YOUR TASK:
Rewrite these lines with every "umbrella" changed to "parasol" and nothing else altered. Leave the picture out.

STORED DATA:

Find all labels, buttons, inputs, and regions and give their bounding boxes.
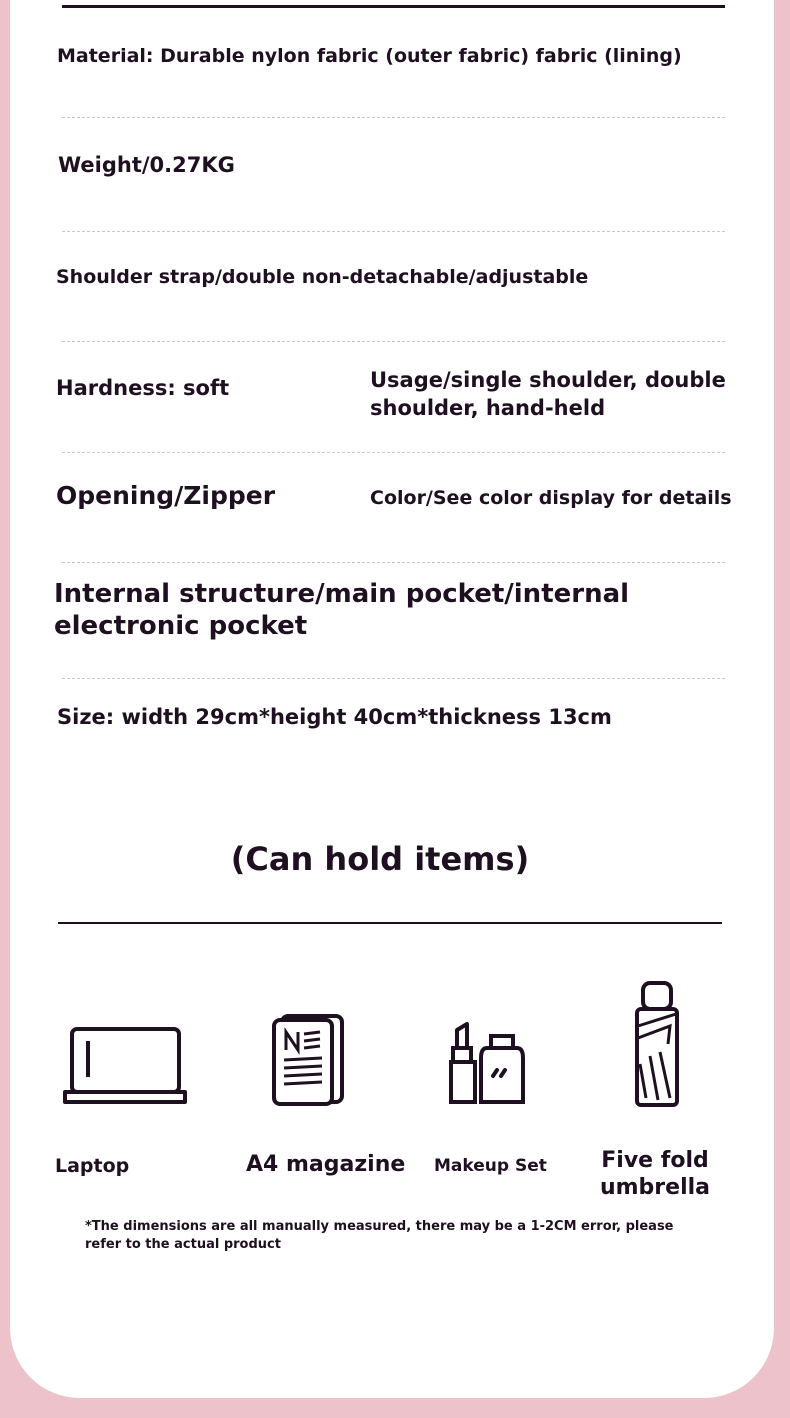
item-label-makeup-set: Makeup Set	[434, 1156, 547, 1176]
measurement-note: *The dimensions are all manually measured, there may be a 1-2CM error, please refer to the actual product	[85, 1219, 674, 1252]
divider	[62, 562, 725, 563]
item-label-umbrella: Five fold umbrella	[599, 1148, 711, 1200]
divider	[62, 452, 725, 453]
divider	[62, 231, 725, 232]
spec-strap: Shoulder strap/double non-detachable/adjustable	[56, 266, 589, 288]
spec-material: Material: Durable nylon fabric (outer fabric) fabric (lining)	[57, 45, 682, 67]
umbrella-icon	[632, 980, 682, 1108]
heading-divider	[58, 922, 722, 924]
laptop-icon	[62, 1025, 188, 1107]
makeup-set-icon	[447, 1018, 527, 1108]
capacity-heading: (Can hold items)	[230, 840, 530, 878]
magazine-icon	[270, 1012, 350, 1107]
spec-weight: Weight/0.27KG	[58, 153, 235, 177]
spec-size: Size: width 29cm*height 40cm*thickness 13cm	[57, 705, 612, 729]
spec-color: Color/See color display for details	[370, 487, 732, 509]
divider	[62, 341, 725, 342]
spec-opening: Opening/Zipper	[56, 481, 276, 510]
spec-usage: Usage/single shoulder, double shoulder, hand-held	[370, 368, 726, 420]
spec-card	[10, 0, 774, 1398]
divider	[62, 117, 725, 118]
divider	[62, 678, 725, 679]
item-label-laptop: Laptop	[55, 1155, 130, 1177]
item-label-magazine: A4 magazine	[246, 1152, 406, 1177]
top-divider	[62, 5, 725, 8]
spec-hardness: Hardness: soft	[56, 376, 230, 400]
spec-internal-structure: Internal structure/main pocket/internal electronic pocket	[54, 579, 630, 641]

FINISHED EXERCISE:
Find all labels, buttons, inputs, and regions and give their bounding boxes.
item-label-makeup-set: Makeup Set	[434, 1156, 547, 1176]
measurement-note: *The dimensions are all manually measured, there may be a 1-2CM error, please refer to the actual product	[85, 1219, 674, 1252]
divider	[62, 562, 725, 563]
item-label-parasol: Five fold parasol	[599, 1148, 711, 1200]
divider	[62, 452, 725, 453]
divider	[62, 231, 725, 232]
spec-strap: Shoulder strap/double non-detachable/adjustable	[56, 266, 589, 288]
spec-material: Material: Durable nylon fabric (outer fabric) fabric (lining)	[57, 45, 682, 67]
parasol-icon	[632, 980, 682, 1108]
heading-divider	[58, 922, 722, 924]
laptop-icon	[62, 1025, 188, 1107]
makeup-set-icon	[447, 1018, 527, 1108]
capacity-heading: (Can hold items)	[230, 840, 530, 878]
magazine-icon	[270, 1012, 350, 1107]
spec-weight: Weight/0.27KG	[58, 153, 235, 177]
spec-size: Size: width 29cm*height 40cm*thickness 13cm	[57, 705, 612, 729]
spec-color: Color/See color display for details	[370, 487, 732, 509]
divider	[62, 341, 725, 342]
spec-opening: Opening/Zipper	[56, 481, 276, 510]
spec-usage: Usage/single shoulder, double shoulder, hand-held	[370, 368, 726, 420]
spec-card	[10, 0, 774, 1398]
divider	[62, 117, 725, 118]
divider	[62, 678, 725, 679]
item-label-laptop: Laptop	[55, 1155, 130, 1177]
item-label-magazine: A4 magazine	[246, 1152, 406, 1177]
top-divider	[62, 5, 725, 8]
spec-hardness: Hardness: soft	[56, 376, 230, 400]
spec-internal-structure: Internal structure/main pocket/internal electronic pocket	[54, 579, 630, 641]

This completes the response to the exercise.